-------- Provided records

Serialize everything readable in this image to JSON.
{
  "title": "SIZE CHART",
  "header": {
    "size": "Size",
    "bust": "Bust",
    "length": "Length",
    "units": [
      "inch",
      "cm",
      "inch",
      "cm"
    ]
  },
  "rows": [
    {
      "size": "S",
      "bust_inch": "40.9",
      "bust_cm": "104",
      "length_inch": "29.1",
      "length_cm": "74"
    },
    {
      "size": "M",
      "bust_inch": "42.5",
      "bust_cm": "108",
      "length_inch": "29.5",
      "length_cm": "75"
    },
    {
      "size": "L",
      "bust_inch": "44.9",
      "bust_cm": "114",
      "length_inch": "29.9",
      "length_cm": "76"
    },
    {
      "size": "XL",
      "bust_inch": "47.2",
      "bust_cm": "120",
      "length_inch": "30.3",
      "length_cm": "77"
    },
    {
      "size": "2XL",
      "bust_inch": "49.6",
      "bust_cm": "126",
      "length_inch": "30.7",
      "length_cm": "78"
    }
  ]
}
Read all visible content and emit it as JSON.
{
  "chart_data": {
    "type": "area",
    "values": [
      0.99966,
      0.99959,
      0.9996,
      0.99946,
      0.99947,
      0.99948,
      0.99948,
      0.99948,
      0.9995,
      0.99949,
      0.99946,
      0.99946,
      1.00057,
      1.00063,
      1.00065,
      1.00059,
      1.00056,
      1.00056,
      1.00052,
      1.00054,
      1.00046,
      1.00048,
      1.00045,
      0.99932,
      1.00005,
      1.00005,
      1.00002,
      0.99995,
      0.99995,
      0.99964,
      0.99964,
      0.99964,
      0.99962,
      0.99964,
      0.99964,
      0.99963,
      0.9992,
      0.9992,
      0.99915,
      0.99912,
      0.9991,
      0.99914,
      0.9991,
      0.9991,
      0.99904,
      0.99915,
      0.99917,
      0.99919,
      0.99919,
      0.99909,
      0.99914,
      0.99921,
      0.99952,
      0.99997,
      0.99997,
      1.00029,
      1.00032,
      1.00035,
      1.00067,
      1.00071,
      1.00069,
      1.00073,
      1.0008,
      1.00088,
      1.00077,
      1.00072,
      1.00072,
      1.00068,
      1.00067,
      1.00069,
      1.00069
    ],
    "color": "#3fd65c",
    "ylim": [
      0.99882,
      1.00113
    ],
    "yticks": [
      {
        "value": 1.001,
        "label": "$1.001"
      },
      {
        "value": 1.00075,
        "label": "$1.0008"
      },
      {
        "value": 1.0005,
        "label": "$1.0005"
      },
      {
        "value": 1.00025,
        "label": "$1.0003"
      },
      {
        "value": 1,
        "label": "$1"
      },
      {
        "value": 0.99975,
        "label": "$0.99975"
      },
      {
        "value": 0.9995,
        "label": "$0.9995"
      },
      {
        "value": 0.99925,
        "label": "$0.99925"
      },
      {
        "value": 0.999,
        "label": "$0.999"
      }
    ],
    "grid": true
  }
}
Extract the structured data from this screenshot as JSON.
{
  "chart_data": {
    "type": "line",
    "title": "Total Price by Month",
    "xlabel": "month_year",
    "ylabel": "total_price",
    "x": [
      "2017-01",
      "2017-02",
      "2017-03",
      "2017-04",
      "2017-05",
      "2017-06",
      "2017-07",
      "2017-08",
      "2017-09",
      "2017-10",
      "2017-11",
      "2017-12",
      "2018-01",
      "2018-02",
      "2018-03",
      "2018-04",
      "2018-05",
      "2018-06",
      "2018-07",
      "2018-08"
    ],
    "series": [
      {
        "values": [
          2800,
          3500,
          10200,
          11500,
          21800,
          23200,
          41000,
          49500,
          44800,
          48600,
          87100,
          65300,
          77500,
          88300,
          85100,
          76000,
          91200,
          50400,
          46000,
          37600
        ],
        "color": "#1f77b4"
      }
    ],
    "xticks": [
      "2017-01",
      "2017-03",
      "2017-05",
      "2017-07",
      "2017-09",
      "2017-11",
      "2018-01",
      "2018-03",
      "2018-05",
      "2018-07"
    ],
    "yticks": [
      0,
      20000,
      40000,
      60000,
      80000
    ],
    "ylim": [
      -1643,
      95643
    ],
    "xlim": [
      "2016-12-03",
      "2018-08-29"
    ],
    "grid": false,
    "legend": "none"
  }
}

----------------

■ Problem statement
Retype the records that precede this task, keeping them exactly the same.

■ Reply
Serialize everything readable in this image to JSON.
{
  "title": "SIZE CHART",
  "header": {
    "size": "Size",
    "bust": "Bust",
    "length": "Length",
    "units": [
      "inch",
      "cm",
      "inch",
      "cm"
    ]
  },
  "rows": [
    {
      "size": "S",
      "bust_inch": "40.9",
      "bust_cm": "104",
      "length_inch": "29.1",
      "length_cm": "74"
    },
    {
      "size": "M",
      "bust_inch": "42.5",
      "bust_cm": "108",
      "length_inch": "29.5",
      "length_cm": "75"
    },
    {
      "size": "L",
      "bust_inch": "44.9",
      "bust_cm": "114",
      "length_inch": "29.9",
      "length_cm": "76"
    },
    {
      "size": "XL",
      "bust_inch": "47.2",
      "bust_cm": "120",
      "length_inch": "30.3",
      "length_cm": "77"
    },
    {
      "size": "2XL",
      "bust_inch": "49.6",
      "bust_cm": "126",
      "length_inch": "30.7",
      "length_cm": "78"
    }
  ]
}
Read all visible content and emit it as JSON.
{
  "chart_data": {
    "type": "area",
    "values": [
      0.99966,
      0.99959,
      0.9996,
      0.99946,
      0.99947,
      0.99948,
      0.99948,
      0.99948,
      0.9995,
      0.99949,
      0.99946,
      0.99946,
      1.00057,
      1.00063,
      1.00065,
      1.00059,
      1.00056,
      1.00056,
      1.00052,
      1.00054,
      1.00046,
      1.00048,
      1.00045,
      0.99932,
      1.00005,
      1.00005,
      1.00002,
      0.99995,
      0.99995,
      0.99964,
      0.99964,
      0.99964,
      0.99962,
      0.99964,
      0.99964,
      0.99963,
      0.9992,
      0.9992,
      0.99915,
      0.99912,
      0.9991,
      0.99914,
      0.9991,
      0.9991,
      0.99904,
      0.99915,
      0.99917,
      0.99919,
      0.99919,
      0.99909,
      0.99914,
      0.99921,
      0.99952,
      0.99997,
      0.99997,
      1.00029,
      1.00032,
      1.00035,
      1.00067,
      1.00071,
      1.00069,
      1.00073,
      1.0008,
      1.00088,
      1.00077,
      1.00072,
      1.00072,
      1.00068,
      1.00067,
      1.00069,
      1.00069
    ],
    "color": "#3fd65c",
    "ylim": [
      0.99882,
      1.00113
    ],
    "yticks": [
      {
        "value": 1.001,
        "label": "$1.001"
      },
      {
        "value": 1.00075,
        "label": "$1.0008"
      },
      {
        "value": 1.0005,
        "label": "$1.0005"
      },
      {
        "value": 1.00025,
        "label": "$1.0003"
      },
      {
        "value": 1,
        "label": "$1"
      },
      {
        "value": 0.99975,
        "label": "$0.99975"
      },
      {
        "value": 0.9995,
        "label": "$0.9995"
      },
      {
        "value": 0.99925,
        "label": "$0.99925"
      },
      {
        "value": 0.999,
        "label": "$0.999"
      }
    ],
    "grid": true
  }
}
Extract the structured data from this screenshot as JSON.
{
  "chart_data": {
    "type": "line",
    "title": "Total Price by Month",
    "xlabel": "month_year",
    "ylabel": "total_price",
    "x": [
      "2017-01",
      "2017-02",
      "2017-03",
      "2017-04",
      "2017-05",
      "2017-06",
      "2017-07",
      "2017-08",
      "2017-09",
      "2017-10",
      "2017-11",
      "2017-12",
      "2018-01",
      "2018-02",
      "2018-03",
      "2018-04",
      "2018-05",
      "2018-06",
      "2018-07",
      "2018-08"
    ],
    "series": [
      {
        "values": [
          2800,
          3500,
          10200,
          11500,
          21800,
          23200,
          41000,
          49500,
          44800,
          48600,
          87100,
          65300,
          77500,
          88300,
          85100,
          76000,
          91200,
          50400,
          46000,
          37600
        ],
        "color": "#1f77b4"
      }
    ],
    "xticks": [
      "2017-01",
      "2017-03",
      "2017-05",
      "2017-07",
      "2017-09",
      "2017-11",
      "2018-01",
      "2018-03",
      "2018-05",
      "2018-07"
    ],
    "yticks": [
      0,
      20000,
      40000,
      60000,
      80000
    ],
    "ylim": [
      -1643,
      95643
    ],
    "xlim": [
      "2016-12-03",
      "2018-08-29"
    ],
    "grid": false,
    "legend": "none"
  }
}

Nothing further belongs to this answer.